WHAT THE TASK ASKS
Go through the records and show each line where the word "Acta" occurs.

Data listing
┄┄┄┄┄┄┄┄┄┄

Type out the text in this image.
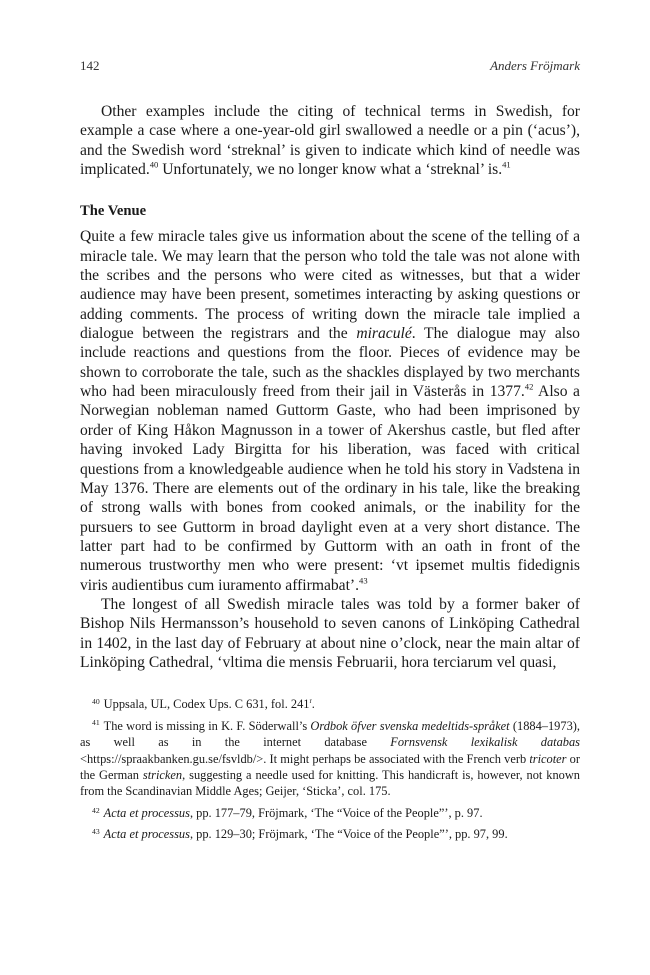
142	Anders Fröjmark

Other examples include the citing of technical terms in Swedish, for example a case where a one-year-old girl swallowed a needle or a pin (‘acus’), and the Swedish word ‘streknal’ is given to indicate which kind of needle was implicated.$^{40}$ Unfortunately, we no longer know what a ‘streknal’ is.$^{41}$

The Venue

Quite a few miracle tales give us information about the scene of the telling of a miracle tale. We may learn that the person who told the tale was not alone with the scribes and the persons who were cited as witnesses, but that a wider audience may have been present, sometimes interacting by asking questions or adding comments. The process of writing down the miracle tale implied a dialogue between the registrars and the miraculé. The dialogue may also include reactions and questions from the floor. Pieces of evidence may be shown to corroborate the tale, such as the shackles displayed by two merchants who had been miraculously freed from their jail in Västerås in 1377.42 Also a Norwegian nobleman named Guttorm Gaste, who had been imprisoned by order of King Håkon Magnusson in a tower of Akershus castle, but fled after having invoked Lady Birgitta for his liberation, was faced with critical questions from a knowledgeable audience when he told his story in Vadstena in May 1376. There are elements out of the ordinary in his tale, like the breaking of strong walls with bones from cooked animals, or the inability for the pursuers to see Guttorm in broad daylight even at a very short distance. The latter part had to be confirmed by Guttorm with an oath in front of the numerous trustworthy men who were present: ‘vt ipsemet multis fidedignis viris audientibus cum iuramento affirmabat’.$^{43}$

The longest of all Swedish miracle tales was told by a former baker of Bishop Nils Hermansson’s household to seven canons of Linköping Cathedral in 1402, in the last day of February at about nine o’clock, near the main altar of Linköping Cathedral, ‘vltima die mensis Februarii, hora terciarum vel quasi,

$^{40}$ Uppsala, UL, Codex Ups. C 631, fol. 241$^r$.

$^{41}$ The word is missing in K. F. Söderwall’s Ordbok öfver svenska medeltids-språket (1884–1973), as well as in the internet database Fornsvensk lexikalisk databas <https://spraakbanken.gu.se/fsvldb/>. It might perhaps be associated with the French verb tricoter or the German stricken, suggesting a needle used for knitting. This handicraft is, however, not known from the Scandinavian Middle Ages; Geijer, ‘Sticka’, col. 175.

$^{42}$ Acta et processus, pp. 177–79, Fröjmark, ‘The “Voice of the People”’, p. 97.

$^{43}$ Acta et processus, pp. 129–30; Fröjmark, ‘The “Voice of the People”’, pp. 97, 99.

┄┄┄┄┄┄┄┄┄┄

SOLUTION
$^{42}$ Acta et processus, pp. 177–79, Fröjmark, ‘The “Voice of the People”’, p. 97.
$^{43}$ Acta et processus, pp. 129–30; Fröjmark, ‘The “Voice of the People”’, pp. 97, 99.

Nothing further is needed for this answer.